● WHAT THIS TASK INVOLVES:
Count the lines below that contain the word "executed" and give only that number.

● DATA LISTING:
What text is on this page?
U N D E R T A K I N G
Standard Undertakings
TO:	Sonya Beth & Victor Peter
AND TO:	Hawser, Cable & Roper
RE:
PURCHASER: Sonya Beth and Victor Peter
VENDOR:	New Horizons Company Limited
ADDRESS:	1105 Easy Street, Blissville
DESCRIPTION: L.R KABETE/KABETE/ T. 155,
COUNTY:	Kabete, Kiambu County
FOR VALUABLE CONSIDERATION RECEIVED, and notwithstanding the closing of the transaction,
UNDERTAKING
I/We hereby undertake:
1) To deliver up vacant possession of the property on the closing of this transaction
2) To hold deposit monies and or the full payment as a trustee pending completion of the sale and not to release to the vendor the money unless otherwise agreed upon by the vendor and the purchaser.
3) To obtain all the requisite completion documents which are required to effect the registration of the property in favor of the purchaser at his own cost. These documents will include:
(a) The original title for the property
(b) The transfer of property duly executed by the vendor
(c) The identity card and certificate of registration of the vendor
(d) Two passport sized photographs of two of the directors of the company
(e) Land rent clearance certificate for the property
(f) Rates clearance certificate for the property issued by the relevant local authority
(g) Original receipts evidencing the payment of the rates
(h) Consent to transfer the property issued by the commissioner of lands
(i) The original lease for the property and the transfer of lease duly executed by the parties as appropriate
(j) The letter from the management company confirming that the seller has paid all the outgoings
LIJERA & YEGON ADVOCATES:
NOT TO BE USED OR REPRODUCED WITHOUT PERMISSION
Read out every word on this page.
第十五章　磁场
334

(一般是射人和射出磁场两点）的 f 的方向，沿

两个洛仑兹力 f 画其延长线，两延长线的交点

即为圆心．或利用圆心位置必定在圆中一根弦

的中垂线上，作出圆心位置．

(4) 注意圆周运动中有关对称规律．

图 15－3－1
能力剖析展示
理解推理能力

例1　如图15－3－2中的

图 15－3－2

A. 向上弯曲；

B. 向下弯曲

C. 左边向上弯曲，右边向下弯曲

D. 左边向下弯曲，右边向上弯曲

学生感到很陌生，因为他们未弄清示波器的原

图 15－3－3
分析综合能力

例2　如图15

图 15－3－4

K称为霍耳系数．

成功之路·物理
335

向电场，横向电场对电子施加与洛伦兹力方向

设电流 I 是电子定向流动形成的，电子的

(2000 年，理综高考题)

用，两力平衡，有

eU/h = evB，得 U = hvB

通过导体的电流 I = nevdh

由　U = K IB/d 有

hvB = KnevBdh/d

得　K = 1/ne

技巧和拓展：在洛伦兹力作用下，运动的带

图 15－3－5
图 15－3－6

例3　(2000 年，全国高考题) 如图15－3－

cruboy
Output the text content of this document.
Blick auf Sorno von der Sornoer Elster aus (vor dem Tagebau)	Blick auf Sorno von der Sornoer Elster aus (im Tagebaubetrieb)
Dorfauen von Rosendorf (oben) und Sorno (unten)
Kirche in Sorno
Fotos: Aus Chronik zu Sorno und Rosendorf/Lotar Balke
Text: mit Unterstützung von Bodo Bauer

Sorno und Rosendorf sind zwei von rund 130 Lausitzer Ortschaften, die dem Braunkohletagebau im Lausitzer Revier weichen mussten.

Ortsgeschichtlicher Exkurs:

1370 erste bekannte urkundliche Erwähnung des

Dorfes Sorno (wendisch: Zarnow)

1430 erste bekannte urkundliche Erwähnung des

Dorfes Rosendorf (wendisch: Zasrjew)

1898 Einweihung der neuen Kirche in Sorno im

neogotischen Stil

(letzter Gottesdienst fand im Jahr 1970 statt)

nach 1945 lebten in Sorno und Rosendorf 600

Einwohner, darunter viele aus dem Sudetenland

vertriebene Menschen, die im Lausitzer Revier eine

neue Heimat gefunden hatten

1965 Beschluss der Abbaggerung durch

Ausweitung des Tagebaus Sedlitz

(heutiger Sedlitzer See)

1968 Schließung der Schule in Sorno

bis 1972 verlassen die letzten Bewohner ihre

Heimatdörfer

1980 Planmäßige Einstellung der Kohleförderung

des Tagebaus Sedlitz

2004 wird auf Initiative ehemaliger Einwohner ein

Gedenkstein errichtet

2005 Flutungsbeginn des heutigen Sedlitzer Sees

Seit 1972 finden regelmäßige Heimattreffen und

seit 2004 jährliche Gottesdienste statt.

● OUTPUT BELOW:
2